Figure data in JSON
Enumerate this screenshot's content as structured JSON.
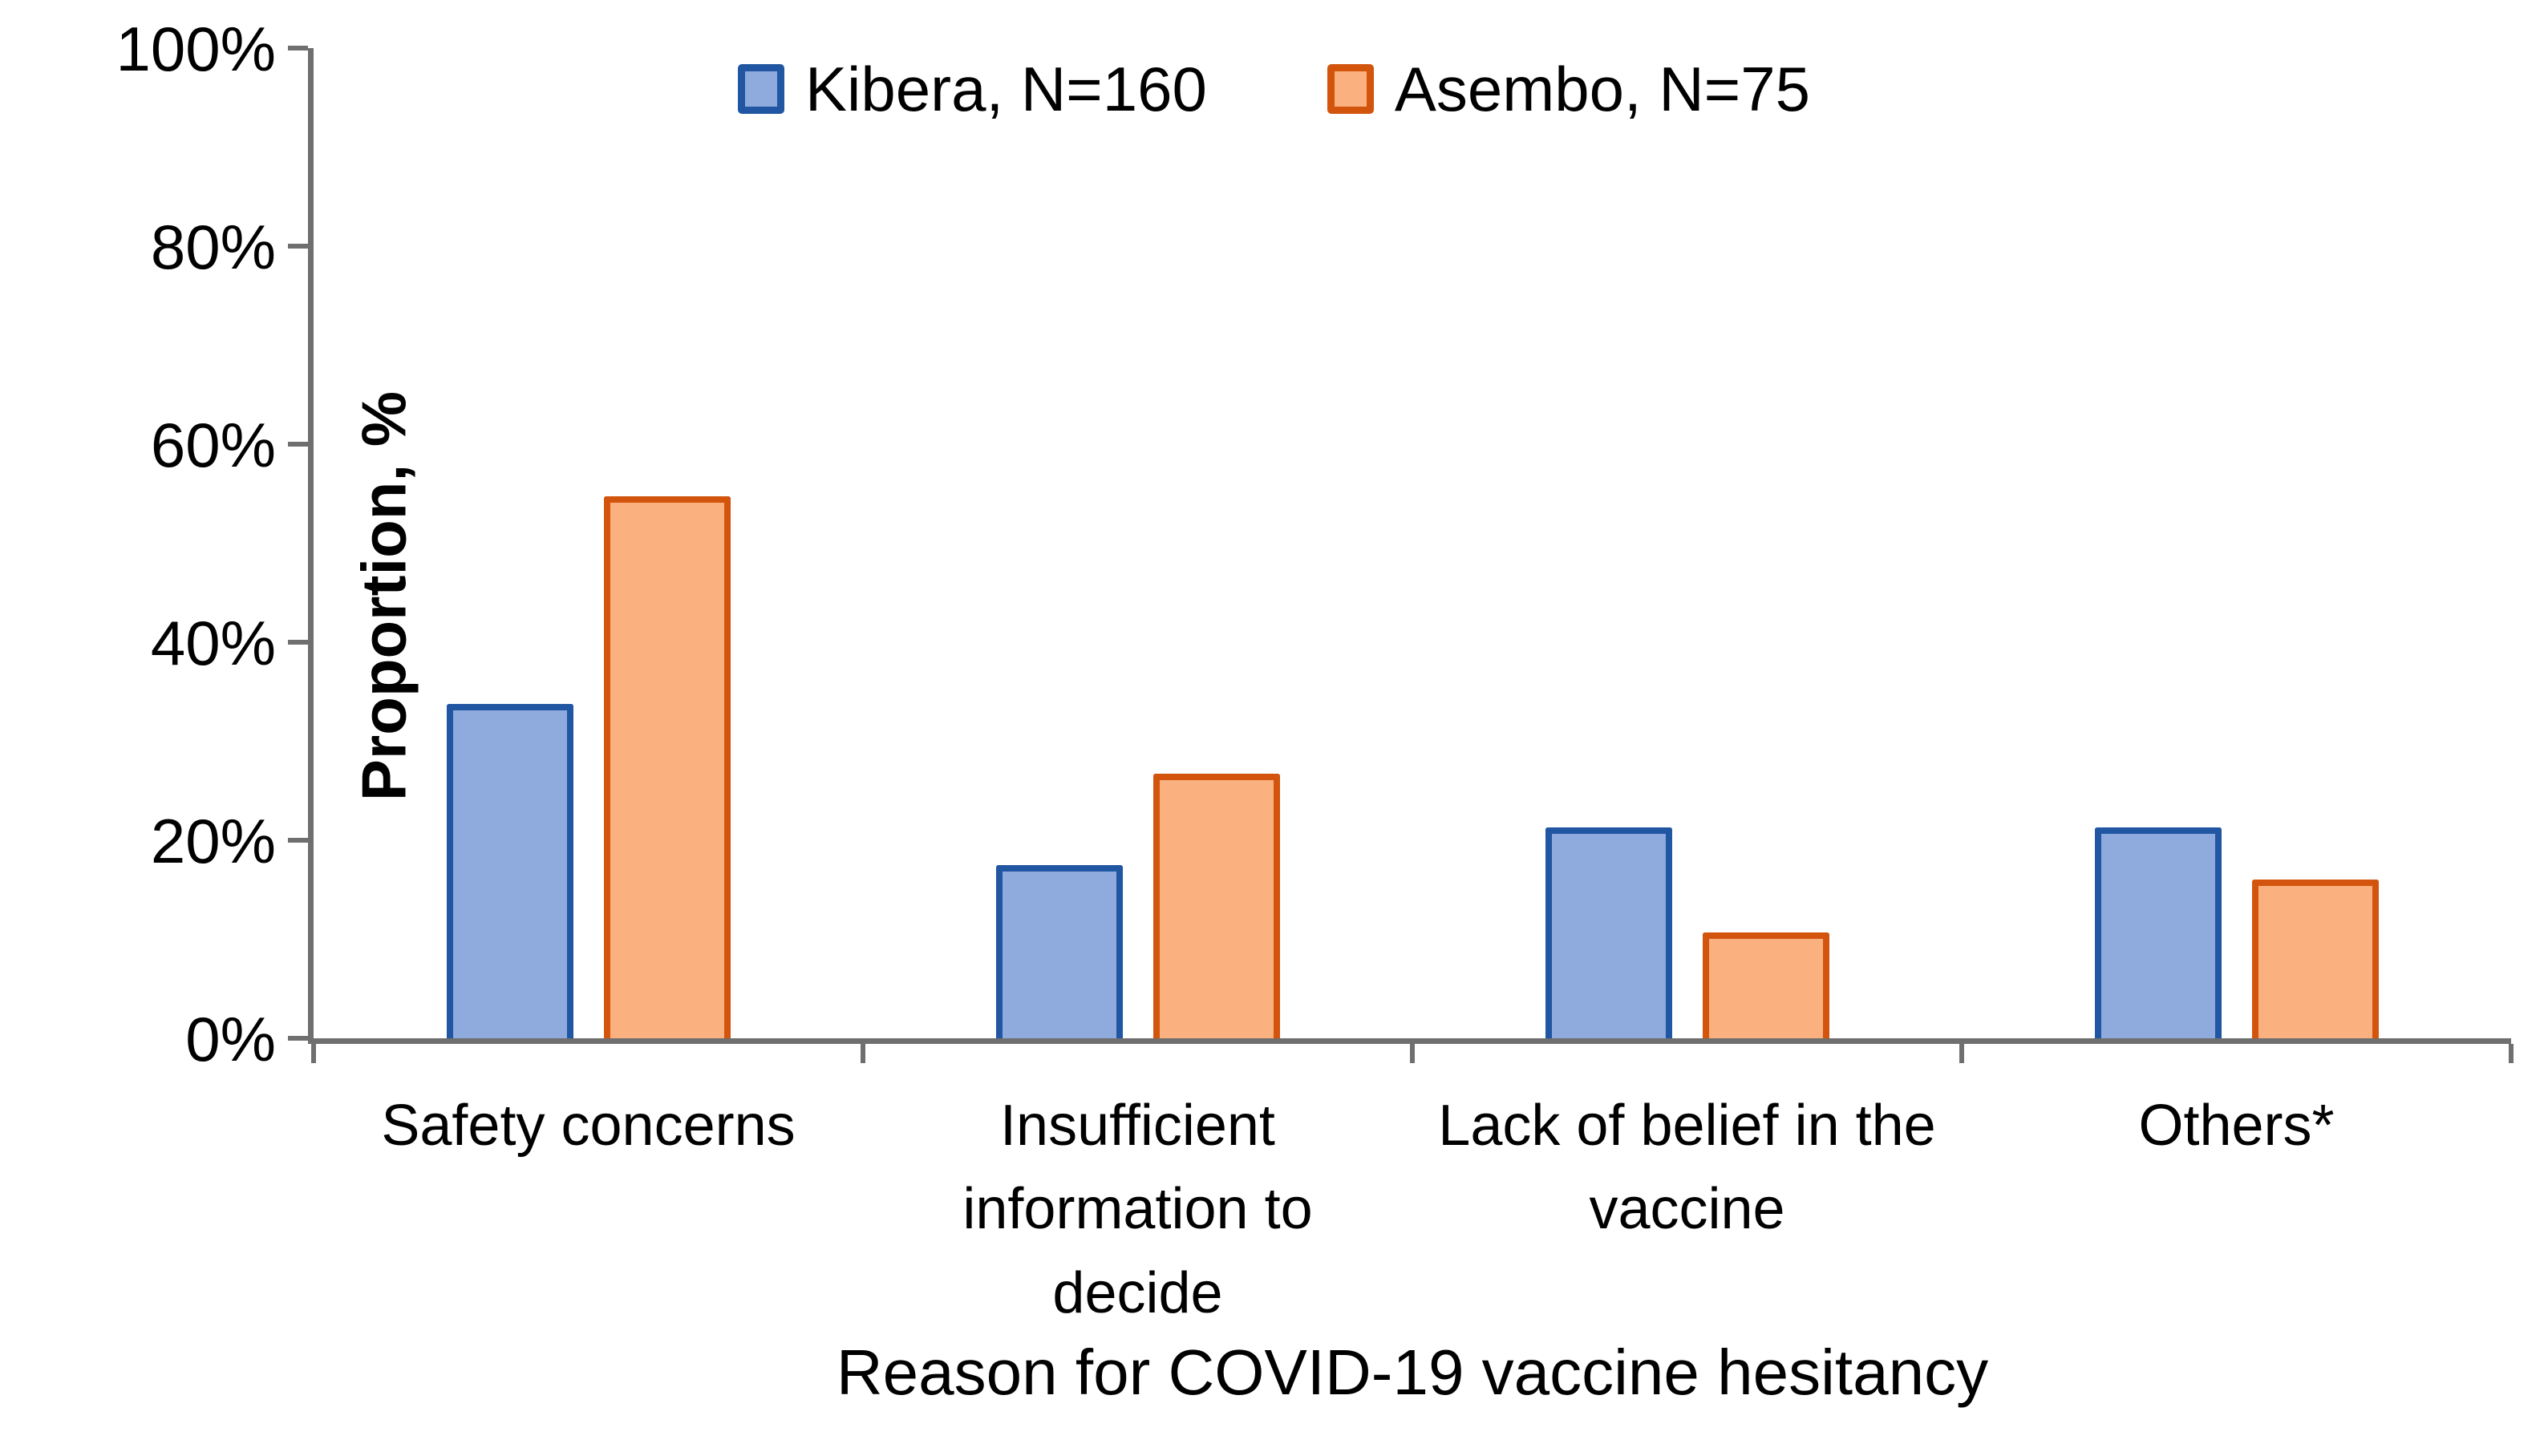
{
  "chart_data": {
    "type": "bar",
    "title": "",
    "categories": [
      "Safety concerns",
      "Insufficient\ninformation to\ndecide",
      "Lack of belief in the\nvaccine",
      "Others*"
    ],
    "series": [
      {
        "name": "Kibera, N=160",
        "values": [
          33.8,
          17.5,
          21.3,
          21.3
        ],
        "fill_color": "#8FAADC",
        "border_color": "#2056A2"
      },
      {
        "name": "Asembo, N=75",
        "values": [
          54.7,
          26.7,
          10.7,
          16.0
        ],
        "fill_color": "#FBB17F",
        "border_color": "#D3540D"
      }
    ],
    "xlabel": "Reason for COVID-19 vaccine hesitancy",
    "ylabel": "Proportion, %",
    "ylim": [
      0,
      100
    ],
    "yticks": [
      0,
      20,
      40,
      60,
      80,
      100
    ],
    "ytick_suffix": "%",
    "legend_position": "top",
    "grid": false,
    "axis_color": "#6f6f6f",
    "text_color": "#000000"
  }
}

Exercise description
Quote the listing above in full, except for the pictures.

Result
Enumerate this screenshot's content as structured JSON.
{
  "chart_data": {
    "type": "bar",
    "title": "",
    "categories": [
      "Safety concerns",
      "Insufficient\ninformation to\ndecide",
      "Lack of belief in the\nvaccine",
      "Others*"
    ],
    "series": [
      {
        "name": "Kibera, N=160",
        "values": [
          33.8,
          17.5,
          21.3,
          21.3
        ],
        "fill_color": "#8FAADC",
        "border_color": "#2056A2"
      },
      {
        "name": "Asembo, N=75",
        "values": [
          54.7,
          26.7,
          10.7,
          16.0
        ],
        "fill_color": "#FBB17F",
        "border_color": "#D3540D"
      }
    ],
    "xlabel": "Reason for COVID-19 vaccine hesitancy",
    "ylabel": "Proportion, %",
    "ylim": [
      0,
      100
    ],
    "yticks": [
      0,
      20,
      40,
      60,
      80,
      100
    ],
    "ytick_suffix": "%",
    "legend_position": "top",
    "grid": false,
    "axis_color": "#6f6f6f",
    "text_color": "#000000"
  }
}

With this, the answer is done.